■ Exercise objective: Search the listing below for "ylabel". Copy each matching line.

Dataset rows about figures
════════
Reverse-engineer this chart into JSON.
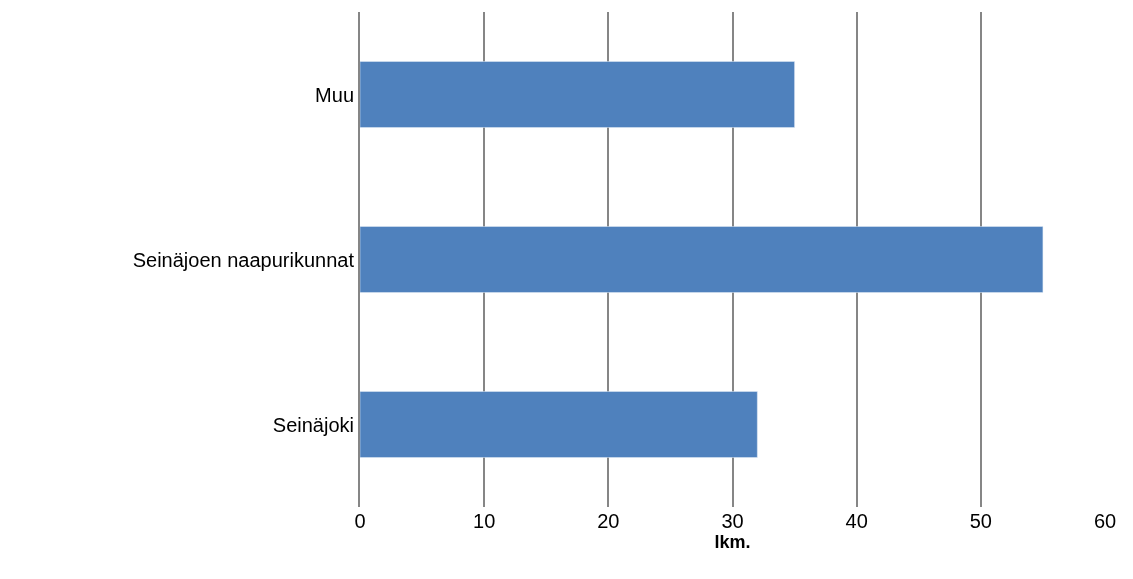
{
  "chart_data": {
    "type": "bar",
    "orientation": "horizontal",
    "xlabel": "lkm.",
    "categories": [
      "Muu",
      "Seinäjoen naapurikunnat",
      "Seinäjoki"
    ],
    "values": [
      35,
      55,
      32
    ],
    "color": "#4f81bd",
    "xlim": [
      0,
      60
    ],
    "xticks": [
      0,
      10,
      20,
      30,
      40,
      50,
      60
    ],
    "grid": "x"
  }
}
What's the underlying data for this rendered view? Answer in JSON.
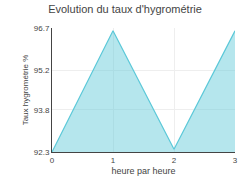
{
  "chart_data": {
    "type": "area",
    "title": "Evolution du taux d'hygrométrie",
    "xlabel": "heure par heure",
    "ylabel": "Taux hygrométrie %",
    "x": [
      0,
      1,
      2,
      3
    ],
    "values": [
      92.3,
      96.6,
      92.4,
      96.6
    ],
    "color": "#5bc8d8",
    "xlim": [
      0,
      3
    ],
    "ylim": [
      92.3,
      96.7
    ],
    "xticks": [
      0,
      1,
      2,
      3
    ],
    "yticks": [
      92.3,
      93.8,
      95.2,
      96.7
    ],
    "grid": true
  }
}
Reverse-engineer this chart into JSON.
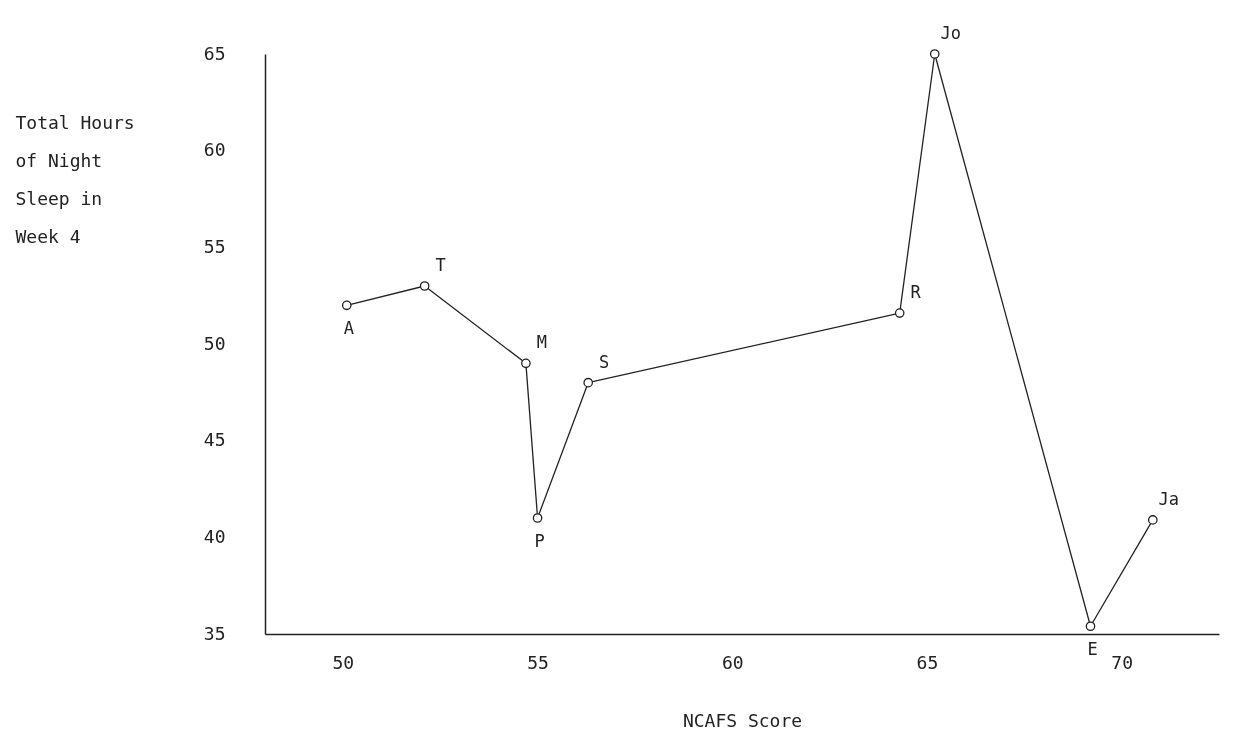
{
  "chart_data": {
    "type": "line",
    "xlabel": "NCAFS Score",
    "ylabel": "Total Hours of Night Sleep in Week 4",
    "x": [
      50.1,
      52.1,
      54.7,
      55.0,
      56.3,
      64.3,
      65.2,
      69.2,
      70.8
    ],
    "series": [
      {
        "color": "#222222",
        "values": [
          52,
          53,
          49,
          41,
          48,
          51.6,
          65,
          35.4,
          40.9
        ]
      }
    ],
    "xlim": [
      48,
      72.5
    ],
    "xticks": [
      50,
      55,
      60,
      65,
      70
    ],
    "ylim": [
      35,
      65
    ],
    "yticks": [
      35,
      40,
      45,
      50,
      55,
      60,
      65
    ],
    "grid": false,
    "marker": "circle",
    "line_style": "solid",
    "annotations": [
      {
        "text": "A",
        "x": 50.1,
        "y": 52
      },
      {
        "text": "T",
        "x": 52.1,
        "y": 53
      },
      {
        "text": "M",
        "x": 54.7,
        "y": 49
      },
      {
        "text": "P",
        "x": 55.0,
        "y": 41
      },
      {
        "text": "S",
        "x": 56.3,
        "y": 48
      },
      {
        "text": "R",
        "x": 64.3,
        "y": 51.6
      },
      {
        "text": "Jo",
        "x": 65.2,
        "y": 65
      },
      {
        "text": "E",
        "x": 69.2,
        "y": 35.4
      },
      {
        "text": "Ja",
        "x": 70.8,
        "y": 40.9
      }
    ]
  }
}
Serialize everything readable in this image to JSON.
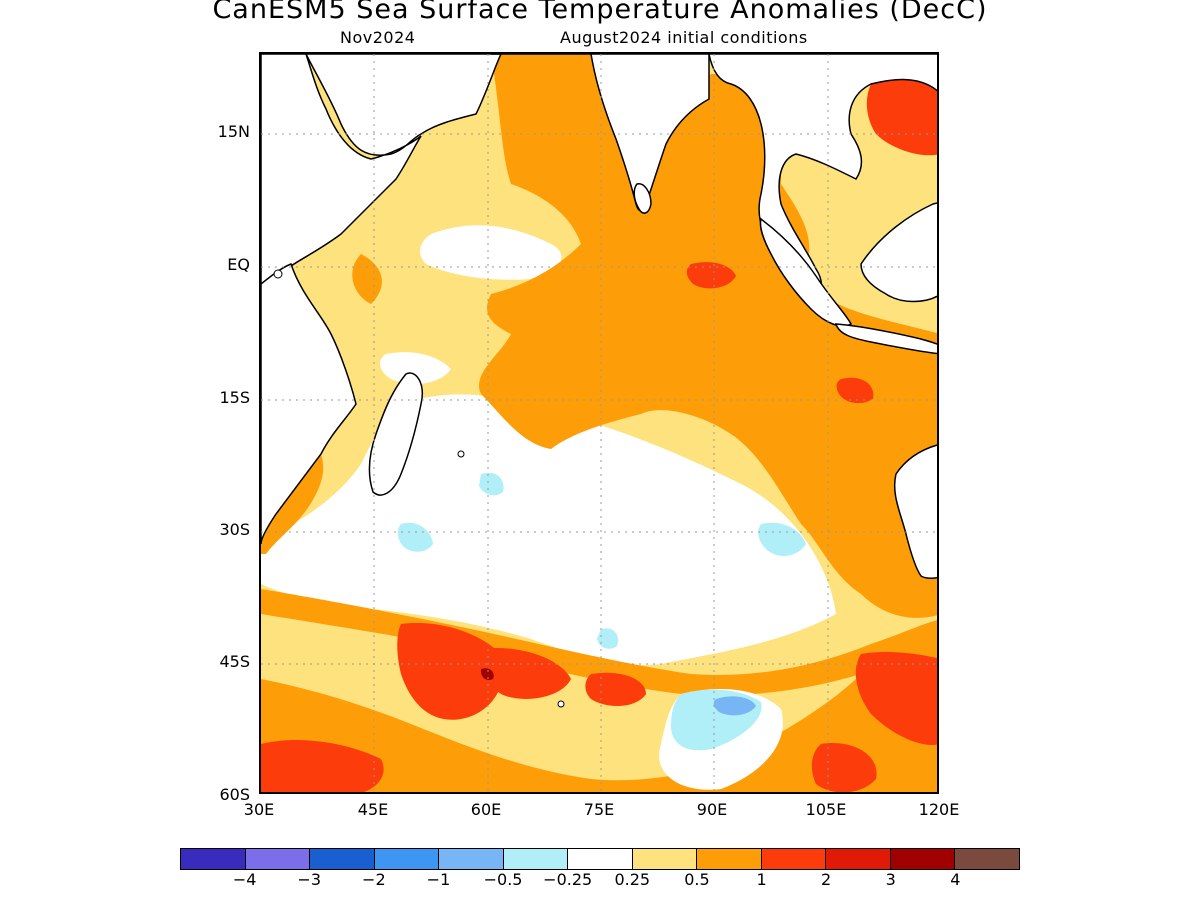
{
  "title": "CanESM5 Sea Surface Temperature Anomalies (DecC)",
  "subtitle_left": "Nov2024",
  "subtitle_right": "August2024 initial conditions",
  "lat_labels": [
    "15N",
    "EQ",
    "15S",
    "30S",
    "45S",
    "60S"
  ],
  "lon_labels": [
    "30E",
    "45E",
    "60E",
    "75E",
    "90E",
    "105E",
    "120E"
  ],
  "colorbar": {
    "colors": [
      "#3a2bbf",
      "#7b6ee8",
      "#1a5fd0",
      "#3f96f2",
      "#78b5f5",
      "#b0eef8",
      "#ffffff",
      "#fde27e",
      "#fd9e08",
      "#fd3c0c",
      "#e01a06",
      "#a10000",
      "#7a4a3e"
    ],
    "labels": [
      "−4",
      "−3",
      "−2",
      "−1",
      "−0.5",
      "−0.25",
      "0.25",
      "0.5",
      "1",
      "2",
      "3",
      "4"
    ]
  },
  "legend_colors": {
    "light_yellow": "#fde27e",
    "orange": "#fd9e08",
    "red_orange": "#fd3c0c",
    "red": "#e01a06",
    "dark_red": "#a10000",
    "light_blue": "#b0eef8",
    "blue": "#78b5f5",
    "land": "#ffffff"
  }
}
════════
■ The answer:
    "ylabel": "Taux hygrométrie %",
    "ylabel": "Total Hours of Night Sleep in Week 4",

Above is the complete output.